──────── Extracted records ────────

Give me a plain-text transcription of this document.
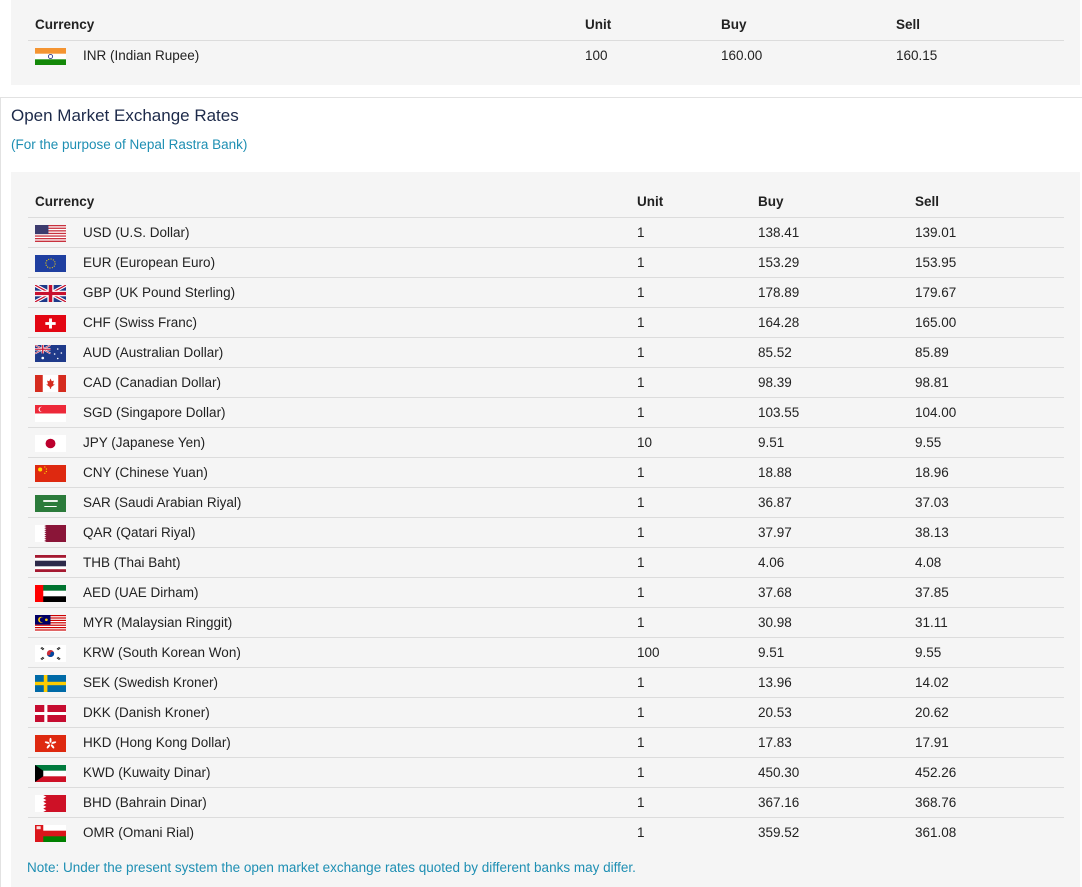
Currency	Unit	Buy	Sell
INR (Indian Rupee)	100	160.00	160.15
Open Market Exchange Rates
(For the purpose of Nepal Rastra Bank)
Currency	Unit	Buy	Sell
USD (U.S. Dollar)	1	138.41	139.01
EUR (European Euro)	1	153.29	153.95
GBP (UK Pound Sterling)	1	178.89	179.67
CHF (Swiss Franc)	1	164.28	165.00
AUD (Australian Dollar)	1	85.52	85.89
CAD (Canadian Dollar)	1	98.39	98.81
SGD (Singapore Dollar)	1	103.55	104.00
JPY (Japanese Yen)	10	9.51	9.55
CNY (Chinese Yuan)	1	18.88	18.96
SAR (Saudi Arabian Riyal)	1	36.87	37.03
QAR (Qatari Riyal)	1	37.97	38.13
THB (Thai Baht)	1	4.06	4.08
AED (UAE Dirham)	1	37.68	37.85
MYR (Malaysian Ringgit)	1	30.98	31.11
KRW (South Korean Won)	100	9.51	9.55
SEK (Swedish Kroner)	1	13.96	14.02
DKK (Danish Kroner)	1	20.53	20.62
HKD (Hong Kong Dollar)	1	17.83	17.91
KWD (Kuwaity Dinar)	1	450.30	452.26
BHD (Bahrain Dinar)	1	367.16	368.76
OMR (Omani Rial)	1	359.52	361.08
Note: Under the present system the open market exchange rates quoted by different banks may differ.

────────
──────── Extracted records ────────

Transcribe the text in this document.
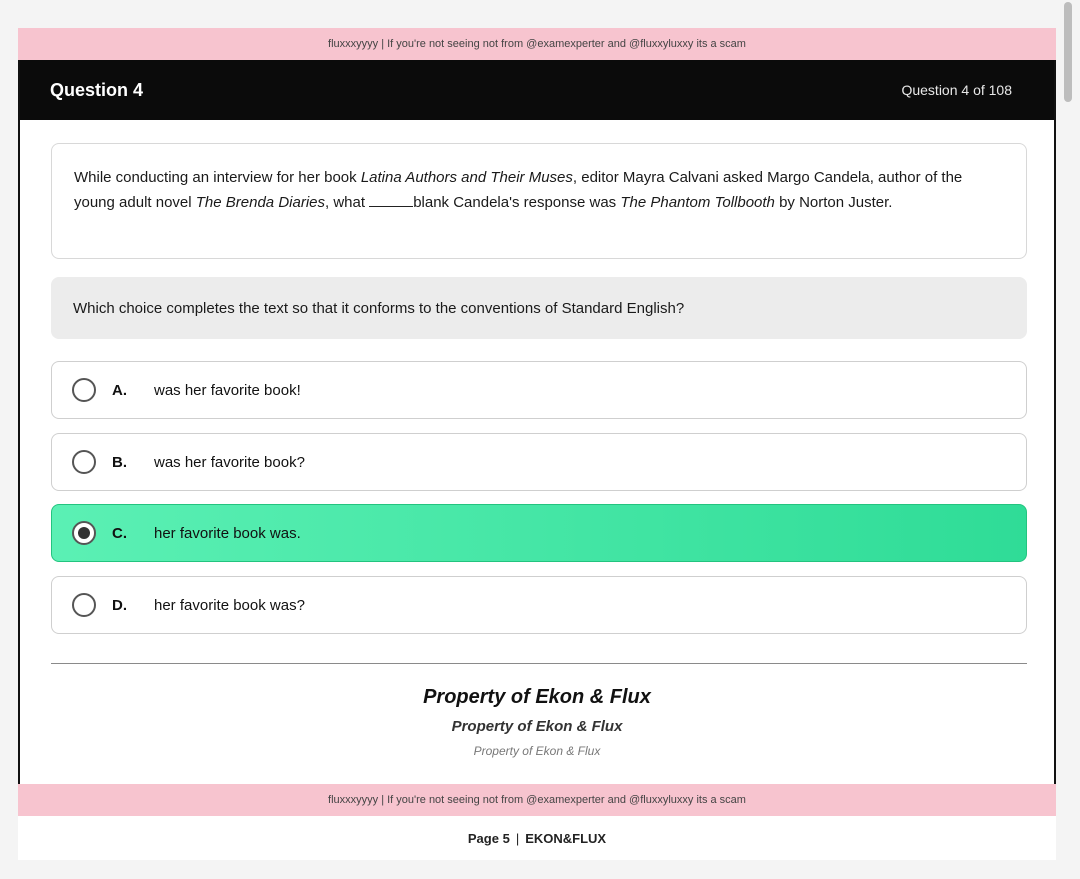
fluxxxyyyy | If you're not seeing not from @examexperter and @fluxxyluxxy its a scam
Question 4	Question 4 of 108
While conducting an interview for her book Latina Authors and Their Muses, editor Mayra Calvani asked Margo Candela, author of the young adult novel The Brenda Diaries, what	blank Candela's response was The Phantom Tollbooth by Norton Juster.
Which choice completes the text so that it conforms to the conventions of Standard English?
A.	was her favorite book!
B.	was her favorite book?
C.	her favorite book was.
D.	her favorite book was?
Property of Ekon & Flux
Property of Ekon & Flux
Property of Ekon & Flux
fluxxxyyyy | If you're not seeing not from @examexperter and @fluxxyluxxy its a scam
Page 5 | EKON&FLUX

────────

**Exercise task:** Collect every line with the string "text" from the records, and copy each.

**Solution below:**
Give me a plain-text transcription of this document.
Transcribe the text in this document.
Which choice completes the text so that it conforms to the conventions of Standard English?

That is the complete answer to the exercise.